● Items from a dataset
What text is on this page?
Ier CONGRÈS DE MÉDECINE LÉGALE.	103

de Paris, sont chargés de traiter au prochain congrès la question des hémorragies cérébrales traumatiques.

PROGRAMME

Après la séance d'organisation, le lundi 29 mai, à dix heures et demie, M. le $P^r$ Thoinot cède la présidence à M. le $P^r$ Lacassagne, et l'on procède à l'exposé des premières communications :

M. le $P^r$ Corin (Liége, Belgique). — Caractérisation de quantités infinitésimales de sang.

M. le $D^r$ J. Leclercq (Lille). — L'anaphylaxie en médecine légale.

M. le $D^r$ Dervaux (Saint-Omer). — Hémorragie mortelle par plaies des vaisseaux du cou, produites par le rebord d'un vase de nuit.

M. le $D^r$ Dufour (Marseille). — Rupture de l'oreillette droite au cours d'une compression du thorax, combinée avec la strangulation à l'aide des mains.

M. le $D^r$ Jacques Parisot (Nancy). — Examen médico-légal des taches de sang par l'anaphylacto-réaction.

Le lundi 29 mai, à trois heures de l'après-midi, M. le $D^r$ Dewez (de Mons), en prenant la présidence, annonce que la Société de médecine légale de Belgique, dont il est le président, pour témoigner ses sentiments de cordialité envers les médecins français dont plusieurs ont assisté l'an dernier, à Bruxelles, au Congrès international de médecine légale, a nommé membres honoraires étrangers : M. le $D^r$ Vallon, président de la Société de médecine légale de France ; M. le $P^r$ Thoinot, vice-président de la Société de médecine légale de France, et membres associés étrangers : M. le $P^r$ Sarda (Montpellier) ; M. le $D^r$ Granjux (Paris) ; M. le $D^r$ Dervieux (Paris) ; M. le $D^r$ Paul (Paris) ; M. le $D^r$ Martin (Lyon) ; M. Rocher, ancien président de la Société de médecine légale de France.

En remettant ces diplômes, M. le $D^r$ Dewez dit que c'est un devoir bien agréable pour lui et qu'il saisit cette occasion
---
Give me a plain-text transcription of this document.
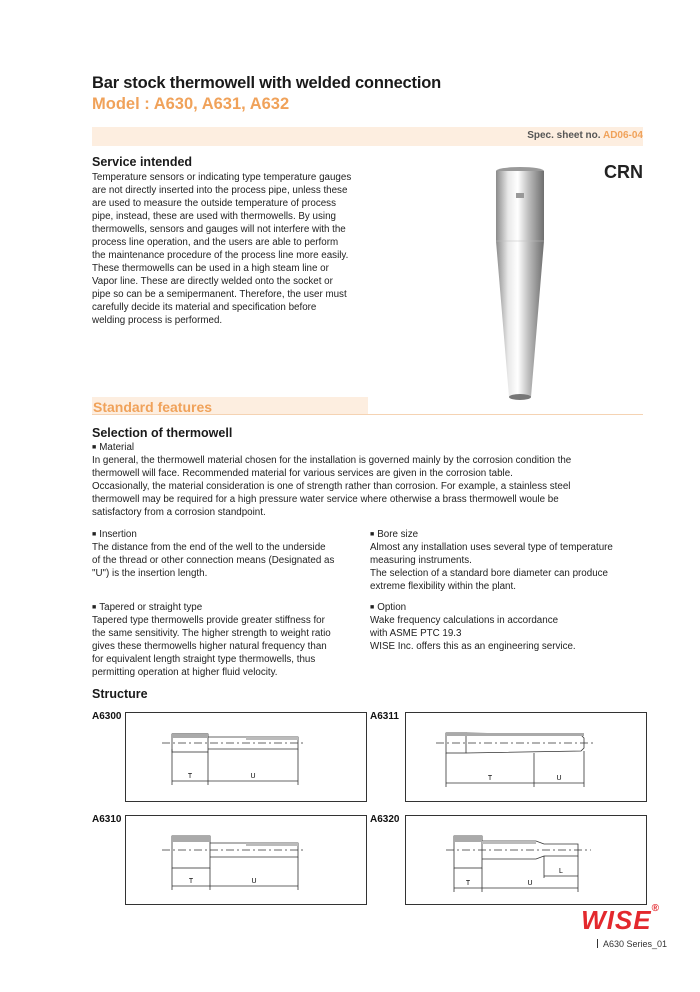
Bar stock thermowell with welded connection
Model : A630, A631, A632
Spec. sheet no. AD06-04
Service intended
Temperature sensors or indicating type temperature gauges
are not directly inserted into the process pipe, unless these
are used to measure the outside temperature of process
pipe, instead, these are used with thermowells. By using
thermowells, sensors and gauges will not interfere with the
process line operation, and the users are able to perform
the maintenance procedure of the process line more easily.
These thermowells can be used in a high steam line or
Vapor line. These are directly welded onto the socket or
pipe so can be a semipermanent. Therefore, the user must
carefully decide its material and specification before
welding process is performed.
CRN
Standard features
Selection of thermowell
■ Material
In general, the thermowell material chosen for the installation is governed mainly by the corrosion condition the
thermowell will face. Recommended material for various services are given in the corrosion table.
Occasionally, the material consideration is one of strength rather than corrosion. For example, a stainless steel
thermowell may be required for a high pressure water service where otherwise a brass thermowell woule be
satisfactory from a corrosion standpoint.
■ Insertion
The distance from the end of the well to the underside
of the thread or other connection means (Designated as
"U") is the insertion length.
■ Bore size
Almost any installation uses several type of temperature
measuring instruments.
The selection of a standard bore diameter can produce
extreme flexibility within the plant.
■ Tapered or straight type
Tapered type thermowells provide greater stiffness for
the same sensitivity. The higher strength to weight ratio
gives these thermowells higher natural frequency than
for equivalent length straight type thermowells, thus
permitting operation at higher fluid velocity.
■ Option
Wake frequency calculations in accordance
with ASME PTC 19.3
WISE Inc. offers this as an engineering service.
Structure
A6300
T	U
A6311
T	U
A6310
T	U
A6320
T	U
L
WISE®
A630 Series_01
--
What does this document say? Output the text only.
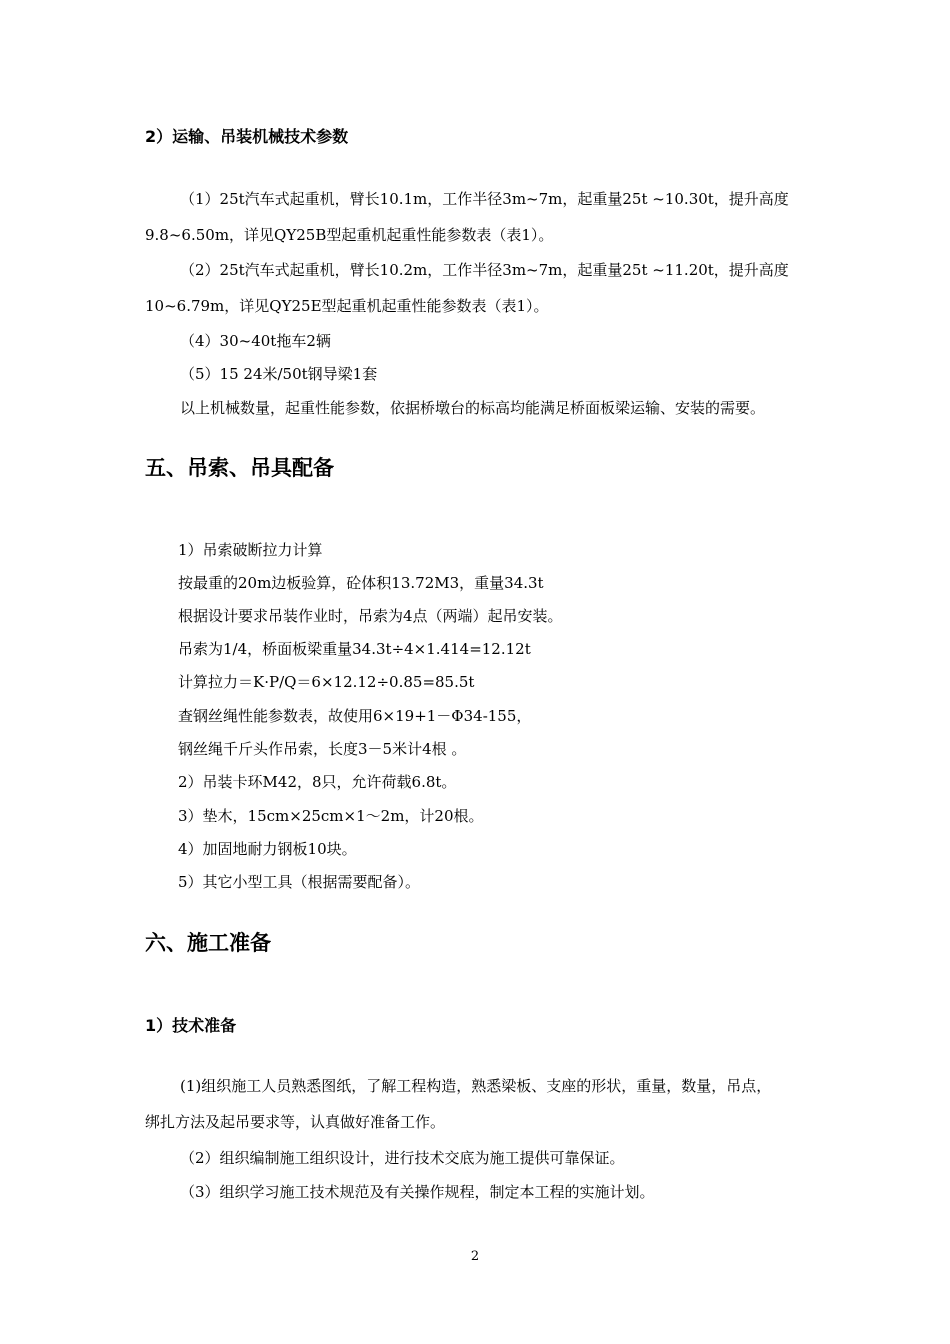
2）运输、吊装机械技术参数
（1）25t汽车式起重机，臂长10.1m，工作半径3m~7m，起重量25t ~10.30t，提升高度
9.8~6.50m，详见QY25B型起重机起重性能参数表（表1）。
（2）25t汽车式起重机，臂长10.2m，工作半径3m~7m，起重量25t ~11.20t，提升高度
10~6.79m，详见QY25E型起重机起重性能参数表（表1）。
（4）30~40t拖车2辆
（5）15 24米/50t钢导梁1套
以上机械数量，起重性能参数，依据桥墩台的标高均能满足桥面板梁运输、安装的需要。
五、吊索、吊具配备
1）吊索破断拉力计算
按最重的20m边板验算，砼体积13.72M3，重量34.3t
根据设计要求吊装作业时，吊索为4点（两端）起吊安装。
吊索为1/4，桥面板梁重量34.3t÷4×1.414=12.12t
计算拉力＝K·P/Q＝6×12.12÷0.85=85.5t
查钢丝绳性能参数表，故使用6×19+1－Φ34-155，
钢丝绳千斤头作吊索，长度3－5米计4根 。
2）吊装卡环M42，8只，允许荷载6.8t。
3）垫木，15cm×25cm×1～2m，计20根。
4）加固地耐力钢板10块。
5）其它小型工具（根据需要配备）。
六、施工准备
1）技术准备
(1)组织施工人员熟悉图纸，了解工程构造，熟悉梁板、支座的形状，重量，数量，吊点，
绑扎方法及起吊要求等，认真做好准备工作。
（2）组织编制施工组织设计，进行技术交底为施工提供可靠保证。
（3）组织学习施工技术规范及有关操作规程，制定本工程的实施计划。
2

● INSTRUCTION
Keep only the lines that hold the string "strength", and copy them out.

● SOLUTION FOR THIS EXERCISE
Occasionally, the material consideration is one of strength rather than corrosion. For example, a stainless steel
the same sensitivity. The higher strength to weight ratio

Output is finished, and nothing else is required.